**** Dataset entries ****

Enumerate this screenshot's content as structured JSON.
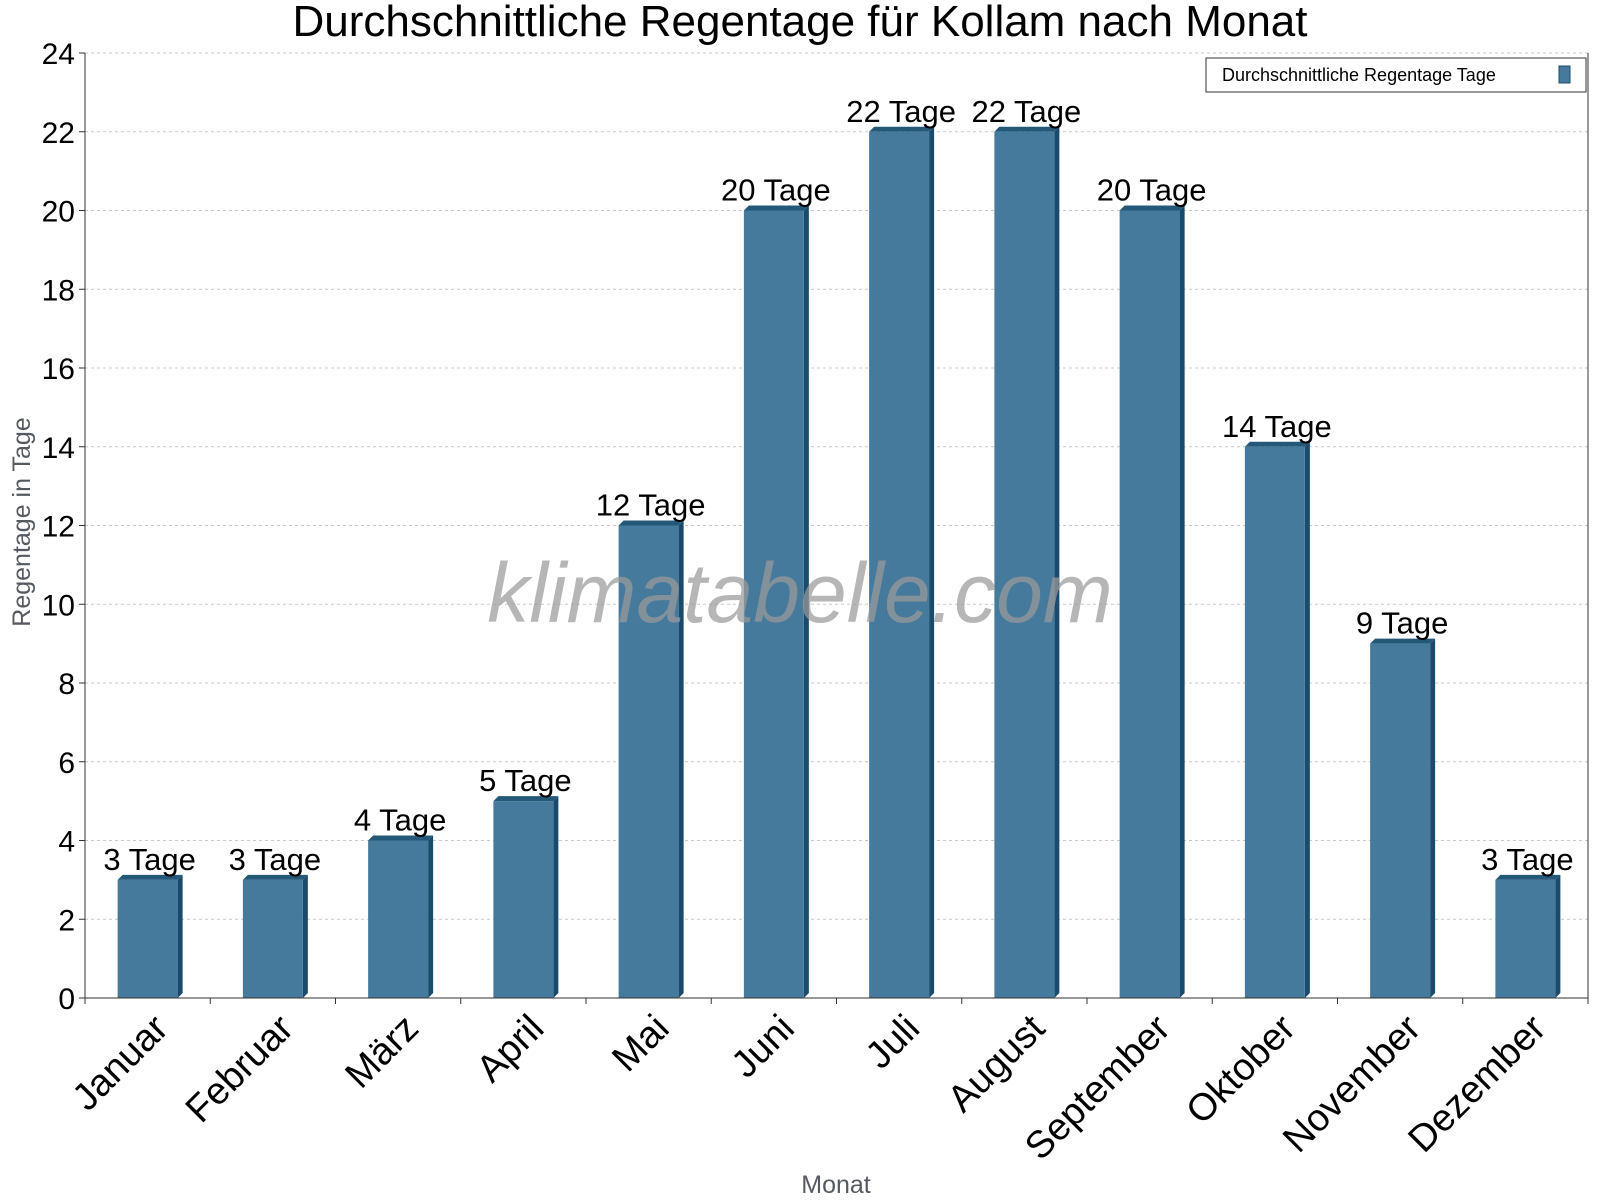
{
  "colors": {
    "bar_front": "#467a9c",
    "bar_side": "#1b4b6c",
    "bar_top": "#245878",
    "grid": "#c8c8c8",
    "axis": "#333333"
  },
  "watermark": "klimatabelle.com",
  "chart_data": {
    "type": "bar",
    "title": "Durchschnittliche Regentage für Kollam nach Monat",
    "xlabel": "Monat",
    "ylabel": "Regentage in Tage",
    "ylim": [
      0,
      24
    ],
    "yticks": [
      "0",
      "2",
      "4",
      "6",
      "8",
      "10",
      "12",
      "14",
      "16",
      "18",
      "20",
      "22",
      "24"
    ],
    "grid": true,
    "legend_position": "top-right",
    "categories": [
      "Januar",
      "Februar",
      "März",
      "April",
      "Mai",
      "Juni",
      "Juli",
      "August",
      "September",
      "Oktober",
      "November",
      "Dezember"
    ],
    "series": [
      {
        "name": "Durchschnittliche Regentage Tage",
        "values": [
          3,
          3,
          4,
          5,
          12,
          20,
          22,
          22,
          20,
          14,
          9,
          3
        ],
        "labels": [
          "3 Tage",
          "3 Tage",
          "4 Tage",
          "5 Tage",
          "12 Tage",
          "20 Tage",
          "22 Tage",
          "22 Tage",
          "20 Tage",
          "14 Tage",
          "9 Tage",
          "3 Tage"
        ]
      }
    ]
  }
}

****

- What is asked:
Leave the pictures out, and transcribe each of the records exactly.

- Answer to the problem:
Enumerate this screenshot's content as structured JSON.
{
  "colors": {
    "bar_front": "#467a9c",
    "bar_side": "#1b4b6c",
    "bar_top": "#245878",
    "grid": "#c8c8c8",
    "axis": "#333333"
  },
  "watermark": "klimatabelle.com",
  "chart_data": {
    "type": "bar",
    "title": "Durchschnittliche Regentage für Kollam nach Monat",
    "xlabel": "Monat",
    "ylabel": "Regentage in Tage",
    "ylim": [
      0,
      24
    ],
    "yticks": [
      "0",
      "2",
      "4",
      "6",
      "8",
      "10",
      "12",
      "14",
      "16",
      "18",
      "20",
      "22",
      "24"
    ],
    "grid": true,
    "legend_position": "top-right",
    "categories": [
      "Januar",
      "Februar",
      "März",
      "April",
      "Mai",
      "Juni",
      "Juli",
      "August",
      "September",
      "Oktober",
      "November",
      "Dezember"
    ],
    "series": [
      {
        "name": "Durchschnittliche Regentage Tage",
        "values": [
          3,
          3,
          4,
          5,
          12,
          20,
          22,
          22,
          20,
          14,
          9,
          3
        ],
        "labels": [
          "3 Tage",
          "3 Tage",
          "4 Tage",
          "5 Tage",
          "12 Tage",
          "20 Tage",
          "22 Tage",
          "22 Tage",
          "20 Tage",
          "14 Tage",
          "9 Tage",
          "3 Tage"
        ]
      }
    ]
  }
}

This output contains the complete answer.